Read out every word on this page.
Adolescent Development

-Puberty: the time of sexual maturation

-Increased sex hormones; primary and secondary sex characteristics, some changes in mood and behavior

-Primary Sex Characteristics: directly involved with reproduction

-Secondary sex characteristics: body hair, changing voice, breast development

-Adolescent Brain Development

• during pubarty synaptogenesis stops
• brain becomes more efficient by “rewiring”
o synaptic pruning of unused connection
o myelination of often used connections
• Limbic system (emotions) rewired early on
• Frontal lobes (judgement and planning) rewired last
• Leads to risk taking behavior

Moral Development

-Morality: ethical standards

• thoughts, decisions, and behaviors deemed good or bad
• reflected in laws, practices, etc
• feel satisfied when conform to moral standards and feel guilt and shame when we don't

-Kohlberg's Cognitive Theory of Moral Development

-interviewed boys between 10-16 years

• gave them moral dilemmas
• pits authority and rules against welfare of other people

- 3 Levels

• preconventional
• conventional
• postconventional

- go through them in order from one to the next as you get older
________________________________________
#### Your objective:
Could you tally the lines in the data that contain the string "rewired" and answer with the number alone?

#### Solution:
2